## begin MATERIAL SUPPLIED

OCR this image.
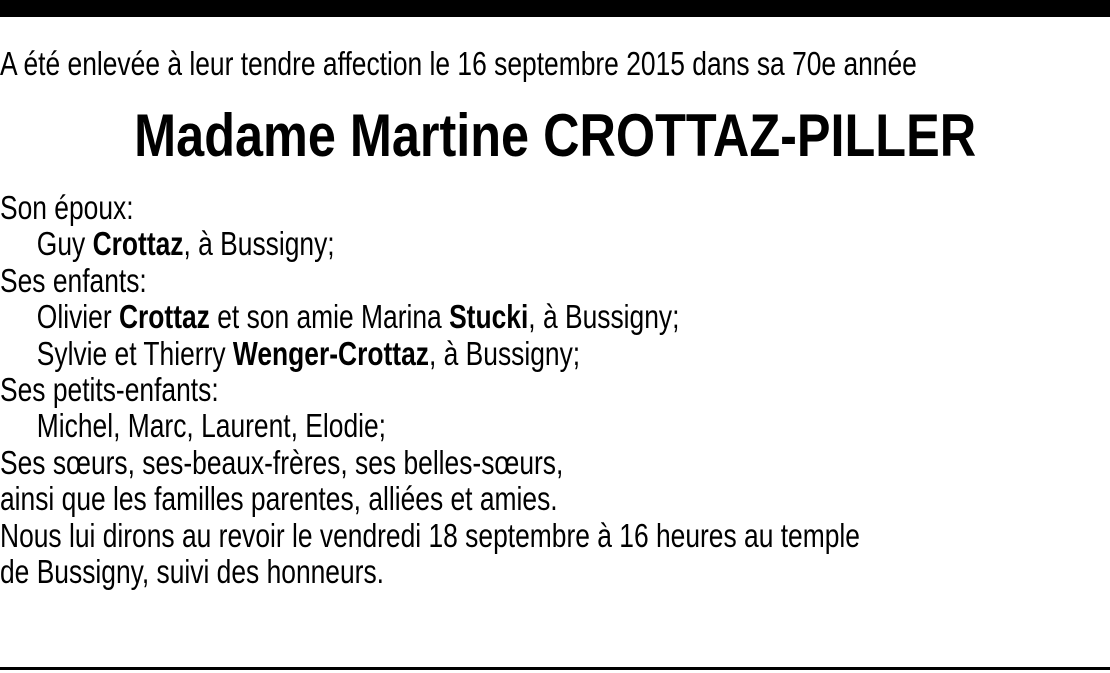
A été enlevée à leur tendre affection le 16 septembre 2015 dans sa 70e année
Madame Martine CROTTAZ-PILLER
Son époux:
Guy Crottaz, à Bussigny;
Ses enfants:
Olivier Crottaz et son amie Marina Stucki, à Bussigny;
Sylvie et Thierry Wenger-Crottaz, à Bussigny;
Ses petits-enfants:
Michel, Marc, Laurent, Elodie;
Ses sœurs, ses-beaux-frères, ses belles-sœurs,
ainsi que les familles parentes, alliées et amies.
Nous lui dirons au revoir le vendredi 18 septembre à 16 heures au temple
de Bussigny, suivi des honneurs.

## end MATERIAL SUPPLIED

_AIM_
Write out the entries again, exactly as given, skipping any images.

_SOLVED PROBLEM_
OCR this image.
A été enlevée à leur tendre affection le 16 septembre 2015 dans sa 70e année
Madame Martine CROTTAZ-PILLER
Son époux:
Guy Crottaz, à Bussigny;
Ses enfants:
Olivier Crottaz et son amie Marina Stucki, à Bussigny;
Sylvie et Thierry Wenger-Crottaz, à Bussigny;
Ses petits-enfants:
Michel, Marc, Laurent, Elodie;
Ses sœurs, ses-beaux-frères, ses belles-sœurs,
ainsi que les familles parentes, alliées et amies.
Nous lui dirons au revoir le vendredi 18 septembre à 16 heures au temple
de Bussigny, suivi des honneurs.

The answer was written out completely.